_Extracts from a graphics dataset:_
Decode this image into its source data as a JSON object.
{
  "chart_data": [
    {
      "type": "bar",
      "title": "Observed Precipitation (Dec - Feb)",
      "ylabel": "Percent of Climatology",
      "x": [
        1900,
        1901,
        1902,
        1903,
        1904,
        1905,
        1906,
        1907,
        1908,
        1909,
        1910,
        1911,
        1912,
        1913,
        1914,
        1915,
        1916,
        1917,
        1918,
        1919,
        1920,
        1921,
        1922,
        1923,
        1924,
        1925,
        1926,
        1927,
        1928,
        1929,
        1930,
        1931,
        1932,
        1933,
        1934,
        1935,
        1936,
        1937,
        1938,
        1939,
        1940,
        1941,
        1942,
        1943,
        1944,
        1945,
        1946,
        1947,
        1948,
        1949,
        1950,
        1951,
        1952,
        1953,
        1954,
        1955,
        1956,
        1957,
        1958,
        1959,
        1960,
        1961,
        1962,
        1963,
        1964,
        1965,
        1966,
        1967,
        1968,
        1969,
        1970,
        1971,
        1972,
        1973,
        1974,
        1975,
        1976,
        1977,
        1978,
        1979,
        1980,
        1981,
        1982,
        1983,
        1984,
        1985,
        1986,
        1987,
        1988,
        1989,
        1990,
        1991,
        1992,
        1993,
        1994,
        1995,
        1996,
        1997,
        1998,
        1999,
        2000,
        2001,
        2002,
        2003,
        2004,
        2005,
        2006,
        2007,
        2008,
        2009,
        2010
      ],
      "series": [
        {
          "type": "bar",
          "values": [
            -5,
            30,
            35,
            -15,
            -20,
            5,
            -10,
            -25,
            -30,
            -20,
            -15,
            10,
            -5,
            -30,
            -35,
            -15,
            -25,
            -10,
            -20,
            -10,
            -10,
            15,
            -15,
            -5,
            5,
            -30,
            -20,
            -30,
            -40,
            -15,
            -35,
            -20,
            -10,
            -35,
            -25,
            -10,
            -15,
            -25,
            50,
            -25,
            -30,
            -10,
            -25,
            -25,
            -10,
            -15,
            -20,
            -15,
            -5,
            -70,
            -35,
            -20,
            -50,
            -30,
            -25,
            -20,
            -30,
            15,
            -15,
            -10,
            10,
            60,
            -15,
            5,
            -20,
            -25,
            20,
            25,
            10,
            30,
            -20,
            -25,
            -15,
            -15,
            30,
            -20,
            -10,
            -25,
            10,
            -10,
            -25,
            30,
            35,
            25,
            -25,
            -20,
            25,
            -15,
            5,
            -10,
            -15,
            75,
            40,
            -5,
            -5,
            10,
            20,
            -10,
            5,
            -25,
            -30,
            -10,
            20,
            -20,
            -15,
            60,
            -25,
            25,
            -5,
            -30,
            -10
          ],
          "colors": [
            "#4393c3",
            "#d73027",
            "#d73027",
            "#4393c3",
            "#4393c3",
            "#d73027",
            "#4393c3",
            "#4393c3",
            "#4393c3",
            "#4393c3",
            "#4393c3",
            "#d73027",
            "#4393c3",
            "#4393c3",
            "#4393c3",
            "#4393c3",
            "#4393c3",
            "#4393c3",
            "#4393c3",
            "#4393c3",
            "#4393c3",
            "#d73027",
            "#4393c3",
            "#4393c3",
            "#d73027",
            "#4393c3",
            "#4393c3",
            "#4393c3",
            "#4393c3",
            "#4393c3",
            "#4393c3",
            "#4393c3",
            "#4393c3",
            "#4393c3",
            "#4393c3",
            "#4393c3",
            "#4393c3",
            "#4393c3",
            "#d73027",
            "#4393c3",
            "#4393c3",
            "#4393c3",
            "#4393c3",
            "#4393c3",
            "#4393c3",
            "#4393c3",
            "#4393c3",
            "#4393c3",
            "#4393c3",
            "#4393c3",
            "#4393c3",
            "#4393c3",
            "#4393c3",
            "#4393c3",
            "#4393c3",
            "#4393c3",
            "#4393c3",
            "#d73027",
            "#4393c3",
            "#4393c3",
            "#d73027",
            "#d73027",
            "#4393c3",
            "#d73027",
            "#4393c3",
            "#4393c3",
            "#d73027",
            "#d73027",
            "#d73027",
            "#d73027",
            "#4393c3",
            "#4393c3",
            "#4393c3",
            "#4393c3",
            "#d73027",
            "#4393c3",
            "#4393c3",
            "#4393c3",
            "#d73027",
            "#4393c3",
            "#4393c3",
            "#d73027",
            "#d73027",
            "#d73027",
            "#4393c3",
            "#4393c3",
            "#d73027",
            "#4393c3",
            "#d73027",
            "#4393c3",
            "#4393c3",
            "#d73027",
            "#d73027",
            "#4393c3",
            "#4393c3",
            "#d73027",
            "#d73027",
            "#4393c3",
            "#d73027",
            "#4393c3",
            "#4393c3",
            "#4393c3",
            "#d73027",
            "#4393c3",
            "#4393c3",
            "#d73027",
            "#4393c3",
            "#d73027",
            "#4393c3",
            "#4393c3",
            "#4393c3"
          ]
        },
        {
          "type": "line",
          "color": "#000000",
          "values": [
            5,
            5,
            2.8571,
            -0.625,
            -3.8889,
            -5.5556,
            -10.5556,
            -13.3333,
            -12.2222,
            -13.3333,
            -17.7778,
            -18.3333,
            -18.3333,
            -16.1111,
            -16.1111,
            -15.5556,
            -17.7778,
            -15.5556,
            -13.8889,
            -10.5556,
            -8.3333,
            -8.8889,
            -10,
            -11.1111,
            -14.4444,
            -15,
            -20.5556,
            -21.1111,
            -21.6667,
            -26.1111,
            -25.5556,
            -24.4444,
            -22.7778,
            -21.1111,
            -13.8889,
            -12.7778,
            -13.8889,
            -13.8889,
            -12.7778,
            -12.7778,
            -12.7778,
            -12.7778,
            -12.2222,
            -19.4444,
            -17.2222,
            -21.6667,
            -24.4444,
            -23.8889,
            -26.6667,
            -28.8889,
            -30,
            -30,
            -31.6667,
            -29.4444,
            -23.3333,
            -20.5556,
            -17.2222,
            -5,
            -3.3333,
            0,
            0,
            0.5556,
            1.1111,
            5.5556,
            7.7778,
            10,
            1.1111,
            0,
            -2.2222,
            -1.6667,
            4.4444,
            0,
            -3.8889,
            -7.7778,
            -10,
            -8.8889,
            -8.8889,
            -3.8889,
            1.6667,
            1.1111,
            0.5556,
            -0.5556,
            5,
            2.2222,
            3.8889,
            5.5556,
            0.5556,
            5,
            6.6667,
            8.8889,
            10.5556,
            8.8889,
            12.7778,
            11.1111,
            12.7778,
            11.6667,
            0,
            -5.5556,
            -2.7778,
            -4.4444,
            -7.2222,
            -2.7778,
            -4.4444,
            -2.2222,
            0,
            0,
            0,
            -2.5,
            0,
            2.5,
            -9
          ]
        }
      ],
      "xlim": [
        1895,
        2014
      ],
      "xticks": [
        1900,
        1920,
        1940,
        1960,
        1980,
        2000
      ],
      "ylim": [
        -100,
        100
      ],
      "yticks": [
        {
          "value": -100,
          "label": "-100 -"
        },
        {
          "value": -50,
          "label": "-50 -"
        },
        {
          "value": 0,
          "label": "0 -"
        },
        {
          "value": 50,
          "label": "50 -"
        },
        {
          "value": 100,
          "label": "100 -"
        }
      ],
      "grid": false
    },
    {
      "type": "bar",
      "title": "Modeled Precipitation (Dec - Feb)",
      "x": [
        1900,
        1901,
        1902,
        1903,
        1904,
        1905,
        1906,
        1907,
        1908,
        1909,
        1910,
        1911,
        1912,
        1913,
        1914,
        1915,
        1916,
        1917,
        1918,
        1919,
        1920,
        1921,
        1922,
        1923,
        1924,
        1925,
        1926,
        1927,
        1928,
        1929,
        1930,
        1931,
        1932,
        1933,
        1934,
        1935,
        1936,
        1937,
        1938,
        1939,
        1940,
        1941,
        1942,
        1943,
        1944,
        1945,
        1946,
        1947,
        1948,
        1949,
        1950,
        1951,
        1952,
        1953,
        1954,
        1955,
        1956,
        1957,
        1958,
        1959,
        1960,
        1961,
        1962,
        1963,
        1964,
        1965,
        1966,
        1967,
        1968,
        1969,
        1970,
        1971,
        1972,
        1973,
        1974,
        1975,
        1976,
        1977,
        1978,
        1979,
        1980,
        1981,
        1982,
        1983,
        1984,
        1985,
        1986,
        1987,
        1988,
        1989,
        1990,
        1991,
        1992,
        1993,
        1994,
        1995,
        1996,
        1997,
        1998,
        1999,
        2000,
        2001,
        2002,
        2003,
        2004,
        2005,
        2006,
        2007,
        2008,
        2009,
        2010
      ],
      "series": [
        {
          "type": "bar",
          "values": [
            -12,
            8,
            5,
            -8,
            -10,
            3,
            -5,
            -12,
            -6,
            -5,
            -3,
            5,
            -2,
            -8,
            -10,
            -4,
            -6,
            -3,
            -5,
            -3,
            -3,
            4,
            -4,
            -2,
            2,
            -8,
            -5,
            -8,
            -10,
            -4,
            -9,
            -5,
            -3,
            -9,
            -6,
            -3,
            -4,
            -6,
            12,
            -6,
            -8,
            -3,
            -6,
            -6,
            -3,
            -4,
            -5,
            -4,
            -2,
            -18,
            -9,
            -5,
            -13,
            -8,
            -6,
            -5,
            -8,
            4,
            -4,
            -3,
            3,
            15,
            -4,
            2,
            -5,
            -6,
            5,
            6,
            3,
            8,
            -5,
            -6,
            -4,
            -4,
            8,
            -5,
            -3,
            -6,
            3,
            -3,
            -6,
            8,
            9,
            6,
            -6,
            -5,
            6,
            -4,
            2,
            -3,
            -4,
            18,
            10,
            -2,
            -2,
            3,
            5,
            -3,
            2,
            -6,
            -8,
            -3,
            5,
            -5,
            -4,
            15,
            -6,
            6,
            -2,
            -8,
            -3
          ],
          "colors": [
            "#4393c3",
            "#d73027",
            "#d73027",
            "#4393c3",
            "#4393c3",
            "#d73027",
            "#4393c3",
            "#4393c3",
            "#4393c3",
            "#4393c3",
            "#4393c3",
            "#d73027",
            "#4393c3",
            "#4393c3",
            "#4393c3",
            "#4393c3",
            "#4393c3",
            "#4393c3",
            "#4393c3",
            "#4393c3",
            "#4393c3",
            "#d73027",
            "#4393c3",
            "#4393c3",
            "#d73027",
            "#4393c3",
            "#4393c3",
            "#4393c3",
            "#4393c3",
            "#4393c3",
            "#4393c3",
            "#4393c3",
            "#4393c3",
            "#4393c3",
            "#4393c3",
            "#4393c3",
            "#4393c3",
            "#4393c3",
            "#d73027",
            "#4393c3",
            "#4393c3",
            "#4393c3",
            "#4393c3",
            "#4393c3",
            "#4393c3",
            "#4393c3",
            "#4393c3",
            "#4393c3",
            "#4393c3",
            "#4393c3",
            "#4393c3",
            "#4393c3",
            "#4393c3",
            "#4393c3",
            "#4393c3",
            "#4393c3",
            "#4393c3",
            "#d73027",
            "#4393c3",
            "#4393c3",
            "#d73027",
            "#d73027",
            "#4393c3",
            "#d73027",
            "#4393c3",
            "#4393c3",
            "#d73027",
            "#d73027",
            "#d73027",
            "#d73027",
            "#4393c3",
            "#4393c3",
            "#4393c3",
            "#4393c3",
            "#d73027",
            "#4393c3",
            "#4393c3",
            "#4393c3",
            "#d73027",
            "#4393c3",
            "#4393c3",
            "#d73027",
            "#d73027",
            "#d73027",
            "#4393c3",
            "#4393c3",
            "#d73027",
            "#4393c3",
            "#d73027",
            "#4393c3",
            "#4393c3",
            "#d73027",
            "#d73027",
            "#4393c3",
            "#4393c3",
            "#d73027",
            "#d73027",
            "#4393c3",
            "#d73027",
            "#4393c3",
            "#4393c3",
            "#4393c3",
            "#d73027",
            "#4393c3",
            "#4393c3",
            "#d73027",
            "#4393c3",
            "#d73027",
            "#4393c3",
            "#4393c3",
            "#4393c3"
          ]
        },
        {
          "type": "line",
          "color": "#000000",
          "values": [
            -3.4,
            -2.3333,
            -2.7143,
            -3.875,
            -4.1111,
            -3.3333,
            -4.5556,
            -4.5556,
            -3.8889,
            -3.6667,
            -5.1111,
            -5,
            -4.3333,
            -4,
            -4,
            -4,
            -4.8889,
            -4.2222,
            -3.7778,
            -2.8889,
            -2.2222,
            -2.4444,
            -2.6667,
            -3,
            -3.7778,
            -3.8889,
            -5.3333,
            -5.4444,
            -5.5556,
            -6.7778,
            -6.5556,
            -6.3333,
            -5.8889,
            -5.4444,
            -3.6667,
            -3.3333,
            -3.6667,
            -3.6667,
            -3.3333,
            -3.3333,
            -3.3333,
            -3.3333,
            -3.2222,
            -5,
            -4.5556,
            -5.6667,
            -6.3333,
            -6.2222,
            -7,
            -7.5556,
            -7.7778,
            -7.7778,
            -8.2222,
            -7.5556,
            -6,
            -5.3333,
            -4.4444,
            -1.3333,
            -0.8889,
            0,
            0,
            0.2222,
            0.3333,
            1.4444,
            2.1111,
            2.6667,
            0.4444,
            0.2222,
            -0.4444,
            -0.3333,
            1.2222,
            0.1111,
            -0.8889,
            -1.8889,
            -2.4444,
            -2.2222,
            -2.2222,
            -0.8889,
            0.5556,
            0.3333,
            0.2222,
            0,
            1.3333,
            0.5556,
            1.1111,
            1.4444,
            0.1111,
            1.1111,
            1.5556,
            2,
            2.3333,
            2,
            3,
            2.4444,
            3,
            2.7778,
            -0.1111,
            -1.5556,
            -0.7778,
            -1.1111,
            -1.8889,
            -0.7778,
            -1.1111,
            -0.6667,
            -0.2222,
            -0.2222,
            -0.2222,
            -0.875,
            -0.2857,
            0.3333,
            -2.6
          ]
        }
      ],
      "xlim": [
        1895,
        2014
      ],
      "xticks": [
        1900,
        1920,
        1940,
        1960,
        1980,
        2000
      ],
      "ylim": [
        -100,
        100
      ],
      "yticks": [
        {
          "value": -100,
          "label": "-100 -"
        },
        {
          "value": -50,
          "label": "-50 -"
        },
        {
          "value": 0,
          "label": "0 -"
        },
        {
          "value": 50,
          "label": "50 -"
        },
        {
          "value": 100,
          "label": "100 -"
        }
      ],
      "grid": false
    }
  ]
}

_Required work:_
Only the number should be given: how many lines of the data contain the word "title"?

_Result of this exercise:_
2